§ **MATERIAL SUPPLIED**
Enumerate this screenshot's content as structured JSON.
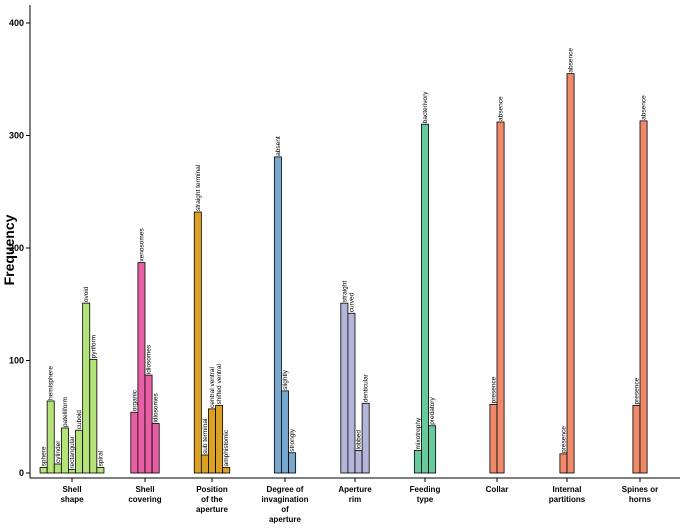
{
  "chart_data": {
    "type": "bar",
    "ylabel": "Frequency",
    "ylim": [
      0,
      420
    ],
    "yticks": [
      0,
      100,
      200,
      300,
      400
    ],
    "grid": false,
    "legend": "none",
    "groups": [
      {
        "label": [
          "Shell",
          "shape"
        ],
        "color": "#b5e37a",
        "bars": [
          {
            "label": "sphere",
            "value": 5
          },
          {
            "label": "hemisphere",
            "value": 64
          },
          {
            "label": "cylinder",
            "value": 8
          },
          {
            "label": "patelliform",
            "value": 40
          },
          {
            "label": "rectangular",
            "value": 3
          },
          {
            "label": "cuboid",
            "value": 38
          },
          {
            "label": "ovoid",
            "value": 151
          },
          {
            "label": "pyriform",
            "value": 101
          },
          {
            "label": "spiral",
            "value": 5
          }
        ]
      },
      {
        "label": [
          "Shell",
          "covering"
        ],
        "color": "#e85fa5",
        "bars": [
          {
            "label": "organic",
            "value": 54
          },
          {
            "label": "xenosomes",
            "value": 187
          },
          {
            "label": "idiosomes",
            "value": 87
          },
          {
            "label": "idiosomes",
            "value": 44
          }
        ]
      },
      {
        "label": [
          "Position",
          "of the",
          "aperture"
        ],
        "color": "#dba124",
        "bars": [
          {
            "label": "straight terminal",
            "value": 232
          },
          {
            "label": "sub terminal",
            "value": 16
          },
          {
            "label": "central ventral",
            "value": 57
          },
          {
            "label": "shifted ventral",
            "value": 60
          },
          {
            "label": "amphistomic",
            "value": 5
          }
        ]
      },
      {
        "label": [
          "Degree of",
          "invagination",
          "of",
          "aperture"
        ],
        "color": "#78a8cd",
        "bars": [
          {
            "label": "absent",
            "value": 281
          },
          {
            "label": "slightly",
            "value": 73
          },
          {
            "label": "strongly",
            "value": 18
          }
        ]
      },
      {
        "label": [
          "Aperture",
          "rim"
        ],
        "color": "#b3b5d9",
        "bars": [
          {
            "label": "straight",
            "value": 151
          },
          {
            "label": "curved",
            "value": 142
          },
          {
            "label": "lobbed",
            "value": 20
          },
          {
            "label": "denticular",
            "value": 62
          }
        ]
      },
      {
        "label": [
          "Feeding",
          "type"
        ],
        "color": "#67c99c",
        "bars": [
          {
            "label": "mixotrophy",
            "value": 20
          },
          {
            "label": "bacterivory",
            "value": 310
          },
          {
            "label": "predatory",
            "value": 42
          }
        ]
      },
      {
        "label": [
          "Collar"
        ],
        "color": "#ee8a6a",
        "bars": [
          {
            "label": "presence",
            "value": 61
          },
          {
            "label": "absence",
            "value": 312
          }
        ]
      },
      {
        "label": [
          "Internal",
          "partitions"
        ],
        "color": "#ee8a6a",
        "bars": [
          {
            "label": "presence",
            "value": 17
          },
          {
            "label": "absence",
            "value": 355
          }
        ]
      },
      {
        "label": [
          "Spines or",
          "horns"
        ],
        "color": "#ee8a6a",
        "bars": [
          {
            "label": "presence",
            "value": 60
          },
          {
            "label": "absence",
            "value": 313
          }
        ]
      }
    ]
  }
}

§ **WORK REQUEST**
Lines in the data that include the word "ventral" should all be copied.

§ **OUTPUT OF THE EXERCISE**
            "label": "central ventral",
            "label": "shifted ventral",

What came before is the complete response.